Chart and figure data
>>>>

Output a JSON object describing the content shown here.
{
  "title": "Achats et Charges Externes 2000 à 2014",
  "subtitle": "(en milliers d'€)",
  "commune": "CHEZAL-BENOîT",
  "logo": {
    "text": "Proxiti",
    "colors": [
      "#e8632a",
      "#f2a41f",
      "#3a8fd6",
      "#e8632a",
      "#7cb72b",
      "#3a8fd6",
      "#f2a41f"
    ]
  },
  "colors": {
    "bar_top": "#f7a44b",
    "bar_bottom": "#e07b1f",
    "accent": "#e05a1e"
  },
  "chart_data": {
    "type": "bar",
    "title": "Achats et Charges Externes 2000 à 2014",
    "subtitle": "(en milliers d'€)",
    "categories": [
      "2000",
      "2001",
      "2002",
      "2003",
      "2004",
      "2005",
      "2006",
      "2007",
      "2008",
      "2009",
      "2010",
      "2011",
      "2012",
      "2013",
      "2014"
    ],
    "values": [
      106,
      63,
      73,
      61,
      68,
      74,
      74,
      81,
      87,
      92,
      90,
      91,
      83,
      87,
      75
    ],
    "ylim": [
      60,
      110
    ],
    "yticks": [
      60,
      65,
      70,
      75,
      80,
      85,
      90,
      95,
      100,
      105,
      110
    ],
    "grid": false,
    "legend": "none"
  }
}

<<<<
>>>>

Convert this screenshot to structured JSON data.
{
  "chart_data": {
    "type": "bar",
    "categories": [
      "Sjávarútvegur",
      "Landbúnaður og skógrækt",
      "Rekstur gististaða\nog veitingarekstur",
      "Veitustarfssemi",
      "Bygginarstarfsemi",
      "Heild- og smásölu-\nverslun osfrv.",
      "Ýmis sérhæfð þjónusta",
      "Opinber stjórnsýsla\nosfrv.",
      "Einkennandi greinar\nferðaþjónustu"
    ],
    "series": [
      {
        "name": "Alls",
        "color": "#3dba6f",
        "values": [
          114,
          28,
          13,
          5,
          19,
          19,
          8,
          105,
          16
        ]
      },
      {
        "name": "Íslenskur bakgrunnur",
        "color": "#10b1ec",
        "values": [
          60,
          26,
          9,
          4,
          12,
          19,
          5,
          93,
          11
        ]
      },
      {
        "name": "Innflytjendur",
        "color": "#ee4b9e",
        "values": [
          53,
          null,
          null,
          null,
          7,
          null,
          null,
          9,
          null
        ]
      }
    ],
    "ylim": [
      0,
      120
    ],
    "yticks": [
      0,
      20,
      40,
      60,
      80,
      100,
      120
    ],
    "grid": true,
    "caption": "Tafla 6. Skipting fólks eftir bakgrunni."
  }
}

<<<<

#### [What is needed]
Using the entries above, return each line that includes the word "subtitle".

#### [Answer to the task]
  "subtitle": "(en milliers d'€)",
    "subtitle": "(en milliers d'€)",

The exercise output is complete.